| What is asked |
Reproduce the whole listing, character for character.
'''
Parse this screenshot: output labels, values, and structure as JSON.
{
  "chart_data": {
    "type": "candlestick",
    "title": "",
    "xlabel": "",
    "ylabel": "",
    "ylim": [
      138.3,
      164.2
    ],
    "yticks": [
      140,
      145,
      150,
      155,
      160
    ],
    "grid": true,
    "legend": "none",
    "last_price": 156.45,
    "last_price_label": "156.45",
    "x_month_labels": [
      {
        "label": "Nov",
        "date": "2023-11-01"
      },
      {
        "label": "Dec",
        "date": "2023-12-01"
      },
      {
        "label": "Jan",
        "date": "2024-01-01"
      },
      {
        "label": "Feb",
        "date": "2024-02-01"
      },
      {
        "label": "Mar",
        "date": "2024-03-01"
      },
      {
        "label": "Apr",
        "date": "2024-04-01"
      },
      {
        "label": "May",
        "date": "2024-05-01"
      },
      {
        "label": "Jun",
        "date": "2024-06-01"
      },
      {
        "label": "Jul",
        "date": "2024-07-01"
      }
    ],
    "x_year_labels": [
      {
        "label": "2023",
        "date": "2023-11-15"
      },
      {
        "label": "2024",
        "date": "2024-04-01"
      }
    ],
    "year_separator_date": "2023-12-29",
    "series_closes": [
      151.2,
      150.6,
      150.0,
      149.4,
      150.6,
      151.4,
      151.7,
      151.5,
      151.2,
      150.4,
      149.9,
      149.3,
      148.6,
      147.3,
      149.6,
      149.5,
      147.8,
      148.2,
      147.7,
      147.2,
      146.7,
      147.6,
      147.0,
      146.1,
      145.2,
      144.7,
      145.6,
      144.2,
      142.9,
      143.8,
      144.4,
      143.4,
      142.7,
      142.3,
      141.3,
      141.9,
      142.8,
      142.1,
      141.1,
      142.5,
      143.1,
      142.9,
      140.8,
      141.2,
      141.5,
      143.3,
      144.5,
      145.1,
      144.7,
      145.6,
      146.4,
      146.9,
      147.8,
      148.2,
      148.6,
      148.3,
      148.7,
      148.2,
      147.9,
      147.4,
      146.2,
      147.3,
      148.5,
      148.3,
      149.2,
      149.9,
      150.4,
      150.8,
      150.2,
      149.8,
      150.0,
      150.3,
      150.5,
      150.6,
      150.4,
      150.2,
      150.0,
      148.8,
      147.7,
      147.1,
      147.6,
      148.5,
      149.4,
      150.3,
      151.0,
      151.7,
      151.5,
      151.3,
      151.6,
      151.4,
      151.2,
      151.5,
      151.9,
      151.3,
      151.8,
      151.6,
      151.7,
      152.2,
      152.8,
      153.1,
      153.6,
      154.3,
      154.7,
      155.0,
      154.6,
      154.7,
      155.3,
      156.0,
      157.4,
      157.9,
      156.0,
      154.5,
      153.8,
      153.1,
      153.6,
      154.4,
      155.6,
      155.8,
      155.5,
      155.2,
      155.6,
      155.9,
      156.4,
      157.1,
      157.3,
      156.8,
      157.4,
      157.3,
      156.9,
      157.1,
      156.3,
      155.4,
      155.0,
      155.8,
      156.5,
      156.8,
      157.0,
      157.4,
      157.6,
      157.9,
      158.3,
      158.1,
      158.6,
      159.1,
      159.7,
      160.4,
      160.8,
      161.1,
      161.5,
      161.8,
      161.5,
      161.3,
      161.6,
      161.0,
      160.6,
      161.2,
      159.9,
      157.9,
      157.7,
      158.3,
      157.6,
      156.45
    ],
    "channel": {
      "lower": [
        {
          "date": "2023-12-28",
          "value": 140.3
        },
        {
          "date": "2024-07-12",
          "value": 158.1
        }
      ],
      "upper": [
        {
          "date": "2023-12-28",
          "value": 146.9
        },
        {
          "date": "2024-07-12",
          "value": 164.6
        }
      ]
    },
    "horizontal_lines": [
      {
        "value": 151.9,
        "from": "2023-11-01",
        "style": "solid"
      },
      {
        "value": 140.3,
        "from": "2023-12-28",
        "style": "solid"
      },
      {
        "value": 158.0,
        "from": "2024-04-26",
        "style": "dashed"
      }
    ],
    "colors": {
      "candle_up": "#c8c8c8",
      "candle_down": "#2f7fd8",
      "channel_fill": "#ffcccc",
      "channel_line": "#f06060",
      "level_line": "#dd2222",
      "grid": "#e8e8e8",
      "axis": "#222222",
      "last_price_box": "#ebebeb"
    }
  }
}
'''
| Solved exercise |
Parse this screenshot: output labels, values, and structure as JSON.
{
  "chart_data": {
    "type": "candlestick",
    "title": "",
    "xlabel": "",
    "ylabel": "",
    "ylim": [
      138.3,
      164.2
    ],
    "yticks": [
      140,
      145,
      150,
      155,
      160
    ],
    "grid": true,
    "legend": "none",
    "last_price": 156.45,
    "last_price_label": "156.45",
    "x_month_labels": [
      {
        "label": "Nov",
        "date": "2023-11-01"
      },
      {
        "label": "Dec",
        "date": "2023-12-01"
      },
      {
        "label": "Jan",
        "date": "2024-01-01"
      },
      {
        "label": "Feb",
        "date": "2024-02-01"
      },
      {
        "label": "Mar",
        "date": "2024-03-01"
      },
      {
        "label": "Apr",
        "date": "2024-04-01"
      },
      {
        "label": "May",
        "date": "2024-05-01"
      },
      {
        "label": "Jun",
        "date": "2024-06-01"
      },
      {
        "label": "Jul",
        "date": "2024-07-01"
      }
    ],
    "x_year_labels": [
      {
        "label": "2023",
        "date": "2023-11-15"
      },
      {
        "label": "2024",
        "date": "2024-04-01"
      }
    ],
    "year_separator_date": "2023-12-29",
    "series_closes": [
      151.2,
      150.6,
      150.0,
      149.4,
      150.6,
      151.4,
      151.7,
      151.5,
      151.2,
      150.4,
      149.9,
      149.3,
      148.6,
      147.3,
      149.6,
      149.5,
      147.8,
      148.2,
      147.7,
      147.2,
      146.7,
      147.6,
      147.0,
      146.1,
      145.2,
      144.7,
      145.6,
      144.2,
      142.9,
      143.8,
      144.4,
      143.4,
      142.7,
      142.3,
      141.3,
      141.9,
      142.8,
      142.1,
      141.1,
      142.5,
      143.1,
      142.9,
      140.8,
      141.2,
      141.5,
      143.3,
      144.5,
      145.1,
      144.7,
      145.6,
      146.4,
      146.9,
      147.8,
      148.2,
      148.6,
      148.3,
      148.7,
      148.2,
      147.9,
      147.4,
      146.2,
      147.3,
      148.5,
      148.3,
      149.2,
      149.9,
      150.4,
      150.8,
      150.2,
      149.8,
      150.0,
      150.3,
      150.5,
      150.6,
      150.4,
      150.2,
      150.0,
      148.8,
      147.7,
      147.1,
      147.6,
      148.5,
      149.4,
      150.3,
      151.0,
      151.7,
      151.5,
      151.3,
      151.6,
      151.4,
      151.2,
      151.5,
      151.9,
      151.3,
      151.8,
      151.6,
      151.7,
      152.2,
      152.8,
      153.1,
      153.6,
      154.3,
      154.7,
      155.0,
      154.6,
      154.7,
      155.3,
      156.0,
      157.4,
      157.9,
      156.0,
      154.5,
      153.8,
      153.1,
      153.6,
      154.4,
      155.6,
      155.8,
      155.5,
      155.2,
      155.6,
      155.9,
      156.4,
      157.1,
      157.3,
      156.8,
      157.4,
      157.3,
      156.9,
      157.1,
      156.3,
      155.4,
      155.0,
      155.8,
      156.5,
      156.8,
      157.0,
      157.4,
      157.6,
      157.9,
      158.3,
      158.1,
      158.6,
      159.1,
      159.7,
      160.4,
      160.8,
      161.1,
      161.5,
      161.8,
      161.5,
      161.3,
      161.6,
      161.0,
      160.6,
      161.2,
      159.9,
      157.9,
      157.7,
      158.3,
      157.6,
      156.45
    ],
    "channel": {
      "lower": [
        {
          "date": "2023-12-28",
          "value": 140.3
        },
        {
          "date": "2024-07-12",
          "value": 158.1
        }
      ],
      "upper": [
        {
          "date": "2023-12-28",
          "value": 146.9
        },
        {
          "date": "2024-07-12",
          "value": 164.6
        }
      ]
    },
    "horizontal_lines": [
      {
        "value": 151.9,
        "from": "2023-11-01",
        "style": "solid"
      },
      {
        "value": 140.3,
        "from": "2023-12-28",
        "style": "solid"
      },
      {
        "value": 158.0,
        "from": "2024-04-26",
        "style": "dashed"
      }
    ],
    "colors": {
      "candle_up": "#c8c8c8",
      "candle_down": "#2f7fd8",
      "channel_fill": "#ffcccc",
      "channel_line": "#f06060",
      "level_line": "#dd2222",
      "grid": "#e8e8e8",
      "axis": "#222222",
      "last_price_box": "#ebebeb"
    }
  }
}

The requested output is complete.